What you are asked to do: Please copy out every one of the lines below word for word, leaving out the pictures.

Input records:
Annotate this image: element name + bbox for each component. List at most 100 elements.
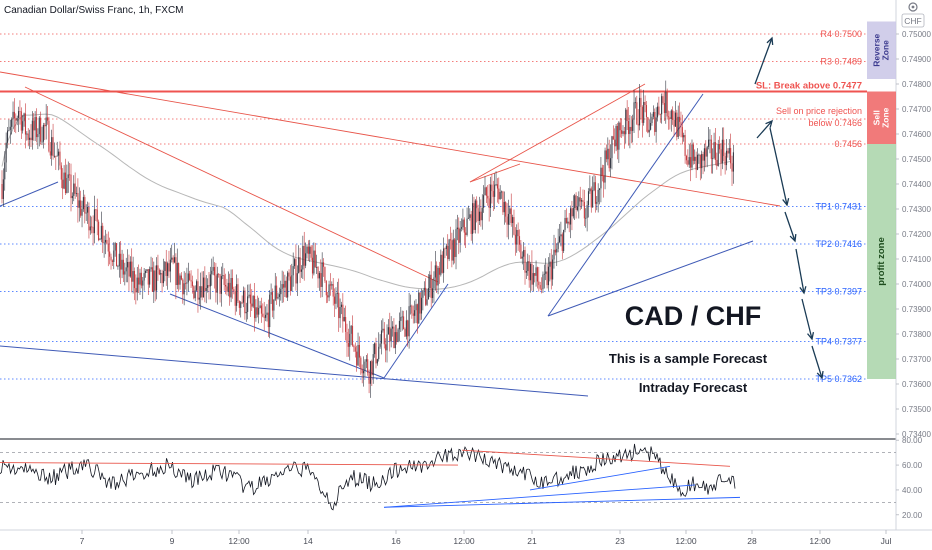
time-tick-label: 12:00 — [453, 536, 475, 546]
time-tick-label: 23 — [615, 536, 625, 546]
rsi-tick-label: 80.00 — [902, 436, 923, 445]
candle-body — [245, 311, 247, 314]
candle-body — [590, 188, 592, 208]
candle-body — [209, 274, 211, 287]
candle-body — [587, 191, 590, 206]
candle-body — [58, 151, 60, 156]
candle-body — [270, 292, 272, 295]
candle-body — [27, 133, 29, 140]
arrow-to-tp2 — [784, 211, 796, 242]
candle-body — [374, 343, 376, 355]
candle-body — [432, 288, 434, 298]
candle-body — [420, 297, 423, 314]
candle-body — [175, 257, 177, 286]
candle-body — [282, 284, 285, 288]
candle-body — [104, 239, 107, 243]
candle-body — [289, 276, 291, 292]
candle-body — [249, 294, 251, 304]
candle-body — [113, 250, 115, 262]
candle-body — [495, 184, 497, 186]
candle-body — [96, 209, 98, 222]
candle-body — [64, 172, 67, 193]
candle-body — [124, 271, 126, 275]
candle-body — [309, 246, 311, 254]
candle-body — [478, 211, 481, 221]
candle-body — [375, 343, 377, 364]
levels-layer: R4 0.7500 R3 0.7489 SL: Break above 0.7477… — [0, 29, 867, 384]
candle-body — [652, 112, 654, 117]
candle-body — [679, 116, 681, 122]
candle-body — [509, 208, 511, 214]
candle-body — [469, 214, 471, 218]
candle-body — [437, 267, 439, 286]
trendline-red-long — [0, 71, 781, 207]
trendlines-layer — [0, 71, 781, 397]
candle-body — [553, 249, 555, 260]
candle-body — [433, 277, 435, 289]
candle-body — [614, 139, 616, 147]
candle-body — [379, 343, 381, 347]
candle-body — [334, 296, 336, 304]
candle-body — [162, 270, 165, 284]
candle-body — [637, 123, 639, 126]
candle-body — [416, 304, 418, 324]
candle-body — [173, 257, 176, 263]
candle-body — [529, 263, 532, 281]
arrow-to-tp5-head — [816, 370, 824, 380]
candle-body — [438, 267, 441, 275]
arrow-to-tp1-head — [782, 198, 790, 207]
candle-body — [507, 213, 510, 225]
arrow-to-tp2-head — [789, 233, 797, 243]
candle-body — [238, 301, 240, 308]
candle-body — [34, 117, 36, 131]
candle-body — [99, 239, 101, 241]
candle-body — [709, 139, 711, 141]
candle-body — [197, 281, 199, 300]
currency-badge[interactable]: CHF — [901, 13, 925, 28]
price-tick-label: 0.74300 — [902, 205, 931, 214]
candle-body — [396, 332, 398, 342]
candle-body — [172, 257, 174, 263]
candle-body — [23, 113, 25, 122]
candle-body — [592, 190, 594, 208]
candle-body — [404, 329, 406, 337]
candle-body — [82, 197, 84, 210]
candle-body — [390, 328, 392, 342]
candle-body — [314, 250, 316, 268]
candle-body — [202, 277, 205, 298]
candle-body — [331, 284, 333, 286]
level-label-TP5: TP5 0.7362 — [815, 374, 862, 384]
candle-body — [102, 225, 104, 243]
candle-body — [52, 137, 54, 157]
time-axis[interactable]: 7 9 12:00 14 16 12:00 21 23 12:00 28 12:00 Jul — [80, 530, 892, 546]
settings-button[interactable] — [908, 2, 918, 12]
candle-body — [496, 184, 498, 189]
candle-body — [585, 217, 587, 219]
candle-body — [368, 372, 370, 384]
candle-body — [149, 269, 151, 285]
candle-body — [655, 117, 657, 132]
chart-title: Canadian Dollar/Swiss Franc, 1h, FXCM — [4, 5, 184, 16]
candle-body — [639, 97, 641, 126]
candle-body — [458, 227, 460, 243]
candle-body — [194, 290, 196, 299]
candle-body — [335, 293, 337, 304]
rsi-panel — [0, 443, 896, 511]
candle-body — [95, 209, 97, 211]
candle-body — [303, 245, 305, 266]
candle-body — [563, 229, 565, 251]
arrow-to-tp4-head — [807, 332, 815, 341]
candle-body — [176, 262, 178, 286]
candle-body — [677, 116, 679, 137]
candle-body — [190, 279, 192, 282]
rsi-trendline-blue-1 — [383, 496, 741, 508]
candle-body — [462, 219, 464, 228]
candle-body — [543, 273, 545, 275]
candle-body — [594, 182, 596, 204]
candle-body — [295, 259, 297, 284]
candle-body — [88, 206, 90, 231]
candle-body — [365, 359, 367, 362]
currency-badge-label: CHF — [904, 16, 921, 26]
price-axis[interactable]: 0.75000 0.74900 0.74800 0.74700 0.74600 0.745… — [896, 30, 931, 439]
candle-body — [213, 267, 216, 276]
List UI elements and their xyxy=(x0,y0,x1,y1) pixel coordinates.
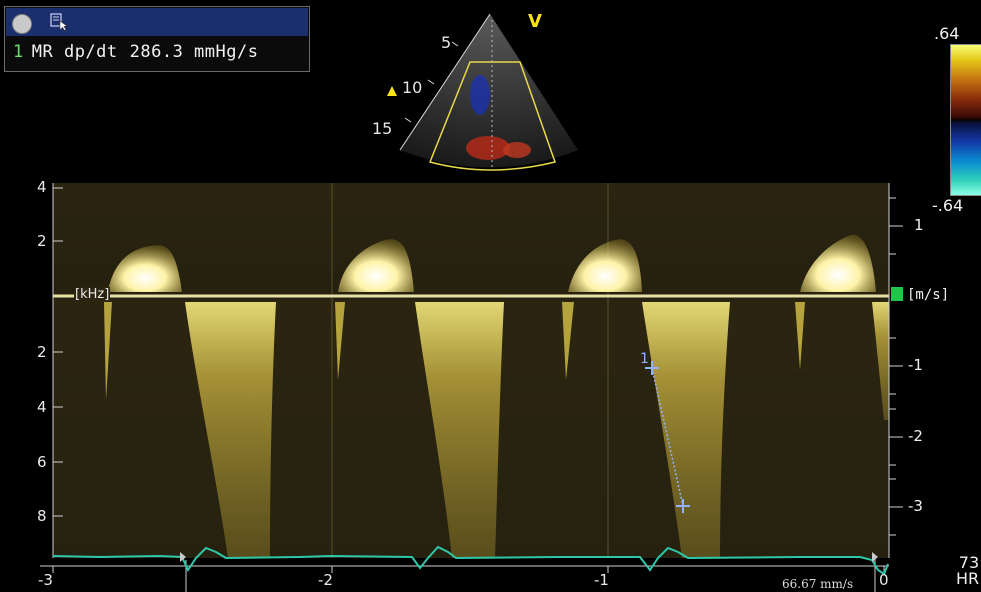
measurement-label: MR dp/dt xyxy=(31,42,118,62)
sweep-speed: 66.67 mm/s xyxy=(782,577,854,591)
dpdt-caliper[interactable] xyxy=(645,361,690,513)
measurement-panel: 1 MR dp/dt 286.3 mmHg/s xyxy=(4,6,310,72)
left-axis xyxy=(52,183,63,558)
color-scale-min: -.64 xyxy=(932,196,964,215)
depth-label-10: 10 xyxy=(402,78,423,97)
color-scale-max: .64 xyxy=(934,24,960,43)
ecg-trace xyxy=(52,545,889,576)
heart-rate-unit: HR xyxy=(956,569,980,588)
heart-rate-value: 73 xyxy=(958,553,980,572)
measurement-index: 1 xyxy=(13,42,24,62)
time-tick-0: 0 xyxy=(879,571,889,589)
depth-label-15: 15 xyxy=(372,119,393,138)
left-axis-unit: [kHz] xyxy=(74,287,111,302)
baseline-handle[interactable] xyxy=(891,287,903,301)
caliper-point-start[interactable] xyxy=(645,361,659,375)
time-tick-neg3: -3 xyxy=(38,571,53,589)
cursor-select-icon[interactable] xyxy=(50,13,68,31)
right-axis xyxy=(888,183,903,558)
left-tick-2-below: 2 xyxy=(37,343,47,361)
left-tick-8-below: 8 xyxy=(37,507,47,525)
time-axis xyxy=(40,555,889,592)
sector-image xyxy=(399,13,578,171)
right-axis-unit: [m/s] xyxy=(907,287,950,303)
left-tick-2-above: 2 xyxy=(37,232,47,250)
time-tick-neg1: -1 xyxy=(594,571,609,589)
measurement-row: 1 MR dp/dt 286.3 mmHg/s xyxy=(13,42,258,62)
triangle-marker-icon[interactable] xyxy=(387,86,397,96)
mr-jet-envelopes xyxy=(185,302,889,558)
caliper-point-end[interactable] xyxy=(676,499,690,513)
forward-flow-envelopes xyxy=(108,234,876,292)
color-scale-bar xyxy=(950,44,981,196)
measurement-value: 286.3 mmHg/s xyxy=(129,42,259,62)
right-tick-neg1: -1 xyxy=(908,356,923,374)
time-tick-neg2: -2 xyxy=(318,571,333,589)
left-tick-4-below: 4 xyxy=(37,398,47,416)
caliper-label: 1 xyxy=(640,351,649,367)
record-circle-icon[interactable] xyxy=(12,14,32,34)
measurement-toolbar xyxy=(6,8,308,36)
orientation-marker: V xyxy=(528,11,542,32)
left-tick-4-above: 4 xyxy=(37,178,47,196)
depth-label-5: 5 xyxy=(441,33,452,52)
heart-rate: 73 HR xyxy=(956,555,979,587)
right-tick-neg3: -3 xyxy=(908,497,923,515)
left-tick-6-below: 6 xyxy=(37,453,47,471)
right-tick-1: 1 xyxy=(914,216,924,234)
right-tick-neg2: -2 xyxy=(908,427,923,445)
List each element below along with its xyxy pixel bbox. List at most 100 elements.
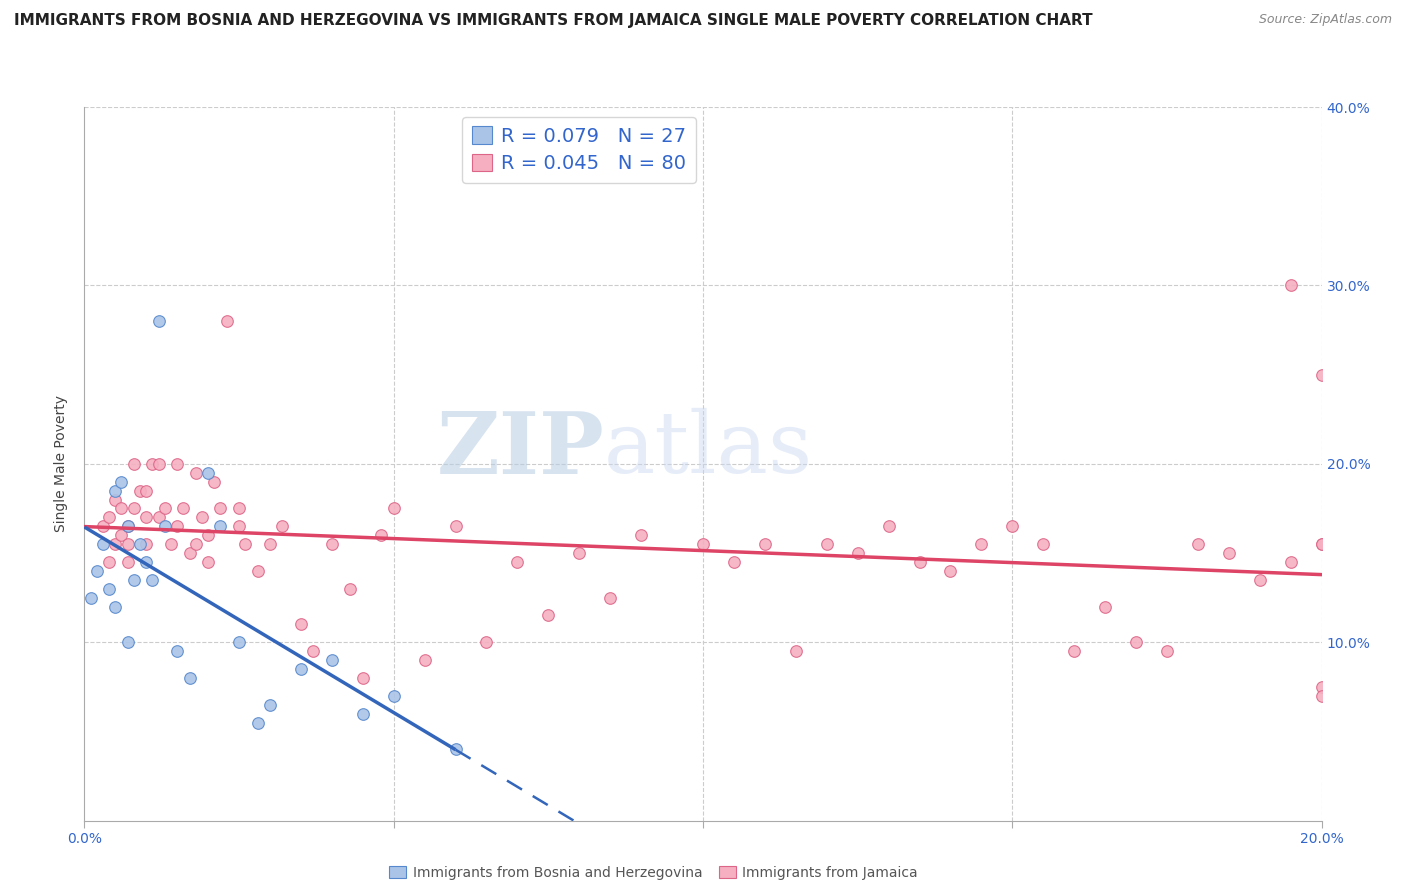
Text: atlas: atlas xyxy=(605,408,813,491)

Right answer:
Annotate this image: element name + bbox for each component. List at most 100 elements.
time-tick-label: 12:00 — [453, 536, 475, 546]
time-tick-label: 23 — [615, 536, 625, 546]
rsi-tick-label: 80.00 — [902, 436, 923, 445]
candle-body — [245, 311, 247, 314]
candle-body — [590, 188, 592, 208]
candle-body — [209, 274, 211, 287]
candle-body — [587, 191, 590, 206]
candle-body — [58, 151, 60, 156]
candle-body — [270, 292, 272, 295]
candle-body — [27, 133, 29, 140]
arrow-to-tp2 — [784, 211, 796, 242]
candle-body — [374, 343, 376, 355]
candle-body — [432, 288, 434, 298]
candle-body — [420, 297, 423, 314]
candle-body — [175, 257, 177, 286]
candle-body — [282, 284, 285, 288]
candle-body — [104, 239, 107, 243]
candle-body — [289, 276, 291, 292]
candle-body — [249, 294, 251, 304]
candle-body — [113, 250, 115, 262]
candle-body — [495, 184, 497, 186]
candle-body — [96, 209, 98, 222]
candle-body — [64, 172, 67, 193]
candle-body — [124, 271, 126, 275]
candle-body — [309, 246, 311, 254]
candle-body — [478, 211, 481, 221]
candle-body — [375, 343, 377, 364]
levels-layer: R4 0.7500 R3 0.7489 SL: Break above 0.7477… — [0, 29, 867, 384]
candle-body — [652, 112, 654, 117]
candle-body — [679, 116, 681, 122]
candle-body — [509, 208, 511, 214]
candle-body — [469, 214, 471, 218]
candle-body — [437, 267, 439, 286]
trendline-red-long — [0, 71, 781, 207]
trendlines-layer — [0, 71, 781, 397]
candle-body — [553, 249, 555, 260]
candle-body — [433, 277, 435, 289]
candle-body — [614, 139, 616, 147]
candle-body — [379, 343, 381, 347]
candle-body — [334, 296, 336, 304]
candle-body — [162, 270, 165, 284]
candle-body — [637, 123, 639, 126]
candle-body — [416, 304, 418, 324]
candle-body — [173, 257, 176, 263]
candle-body — [529, 263, 532, 281]
arrow-to-tp5-head — [816, 370, 824, 380]
candle-body — [438, 267, 441, 275]
arrow-to-tp1-head — [782, 198, 790, 207]
candle-body — [507, 213, 510, 225]
arrow-to-tp2-head — [789, 233, 797, 243]
candle-body — [238, 301, 240, 308]
candle-body — [34, 117, 36, 131]
candle-body — [99, 239, 101, 241]
candle-body — [709, 139, 711, 141]
candle-body — [197, 281, 199, 300]
currency-badge[interactable]: CHF — [901, 13, 925, 28]
price-tick-label: 0.74300 — [902, 205, 931, 214]
candle-body — [396, 332, 398, 342]
candle-body — [172, 257, 174, 263]
candle-body — [23, 113, 25, 122]
candle-body — [592, 190, 594, 208]
candle-body — [404, 329, 406, 337]
candle-body — [82, 197, 84, 210]
candle-body — [390, 328, 392, 342]
candle-body — [314, 250, 316, 268]
candle-body — [202, 277, 205, 298]
candle-body — [331, 284, 333, 286]
level-label-TP5: TP5 0.7362 — [815, 374, 862, 384]
candle-body — [102, 225, 104, 243]
candle-body — [52, 137, 54, 157]
time-axis[interactable]: 7 9 12:00 14 16 12:00 21 23 12:00 28 12:00 Jul — [80, 530, 892, 546]
settings-button[interactable] — [908, 2, 918, 12]
candle-body — [496, 184, 498, 189]
candle-body — [585, 217, 587, 219]
candle-body — [368, 372, 370, 384]
candle-body — [149, 269, 151, 285]
candle-body — [655, 117, 657, 132]
chart-title: Canadian Dollar/Swiss Franc, 1h, FXCM — [4, 5, 184, 16]
candle-body — [639, 97, 641, 126]
candle-body — [458, 227, 460, 243]
candle-body — [194, 290, 196, 299]
candle-body — [335, 293, 337, 304]
rsi-panel — [0, 443, 896, 511]
candle-body — [95, 209, 97, 211]
candle-body — [303, 245, 305, 266]
candle-body — [563, 229, 565, 251]
arrow-to-tp4-head — [807, 332, 815, 341]
candle-body — [176, 262, 178, 286]
candle-body — [677, 116, 679, 137]
candle-body — [190, 279, 192, 282]
rsi-trendline-blue-1 — [383, 496, 741, 508]
candle-body — [462, 219, 464, 228]
candle-body — [543, 273, 545, 275]
candle-body — [594, 182, 596, 204]
candle-body — [295, 259, 297, 284]
candle-body — [88, 206, 90, 231]
candle-body — [365, 359, 367, 362]
currency-badge-label: CHF — [904, 16, 921, 26]
price-axis[interactable]: 0.75000 0.74900 0.74800 0.74700 0.74600 0.745… — [896, 30, 931, 439]
candle-body — [213, 267, 216, 276]
List UI elements and their xyxy=(x0,y0,x1,y1) pixel coordinates.
measurement-label: MR dp/dt xyxy=(31,42,118,62)
sweep-speed: 66.67 mm/s xyxy=(782,577,854,591)
dpdt-caliper[interactable] xyxy=(645,361,690,513)
measurement-panel: 1 MR dp/dt 286.3 mmHg/s xyxy=(4,6,310,72)
left-axis xyxy=(52,183,63,558)
color-scale-min: -.64 xyxy=(932,196,964,215)
depth-label-10: 10 xyxy=(402,78,423,97)
color-scale-max: .64 xyxy=(934,24,960,43)
ecg-trace xyxy=(52,545,889,576)
heart-rate-unit: HR xyxy=(956,569,980,588)
heart-rate-value: 73 xyxy=(958,553,980,572)
measurement-index: 1 xyxy=(13,42,24,62)
time-tick-0: 0 xyxy=(879,571,889,589)
depth-label-15: 15 xyxy=(372,119,393,138)
left-axis-unit: [kHz] xyxy=(74,287,111,302)
baseline-handle[interactable] xyxy=(891,287,903,301)
caliper-point-start[interactable] xyxy=(645,361,659,375)
time-tick-neg3: -3 xyxy=(38,571,53,589)
cursor-select-icon[interactable] xyxy=(50,13,68,31)
right-axis xyxy=(888,183,903,558)
left-tick-2-below: 2 xyxy=(37,343,47,361)
left-tick-8-below: 8 xyxy=(37,507,47,525)
time-axis xyxy=(40,555,889,592)
sector-image xyxy=(399,13,578,171)
right-axis-unit: [m/s] xyxy=(907,287,950,303)
left-tick-2-above: 2 xyxy=(37,232,47,250)
time-tick-neg1: -1 xyxy=(594,571,609,589)
measurement-row: 1 MR dp/dt 286.3 mmHg/s xyxy=(13,42,258,62)
triangle-marker-icon[interactable] xyxy=(387,86,397,96)
mr-jet-envelopes xyxy=(185,302,889,558)
caliper-point-end[interactable] xyxy=(676,499,690,513)
forward-flow-envelopes xyxy=(108,234,876,292)
color-scale-bar xyxy=(950,44,981,196)
measurement-value: 286.3 mmHg/s xyxy=(129,42,259,62)
right-tick-neg1: -1 xyxy=(908,356,923,374)
time-tick-neg2: -2 xyxy=(318,571,333,589)
left-tick-4-below: 4 xyxy=(37,398,47,416)
caliper-label: 1 xyxy=(640,351,649,367)
record-circle-icon[interactable] xyxy=(12,14,32,34)
measurement-toolbar xyxy=(6,8,308,36)
orientation-marker: V xyxy=(528,11,542,32)
left-tick-4-above: 4 xyxy=(37,178,47,196)
depth-label-5: 5 xyxy=(441,33,452,52)
heart-rate: 73 HR xyxy=(956,555,979,587)
right-tick-neg3: -3 xyxy=(908,497,923,515)
left-tick-6-below: 6 xyxy=(37,453,47,471)
right-tick-1: 1 xyxy=(914,216,924,234)
right-tick-neg2: -2 xyxy=(908,427,923,445)
List each element below along with its xyxy pixel bbox. List at most 100 elements.
Text: atlas: atlas xyxy=(605,408,813,491)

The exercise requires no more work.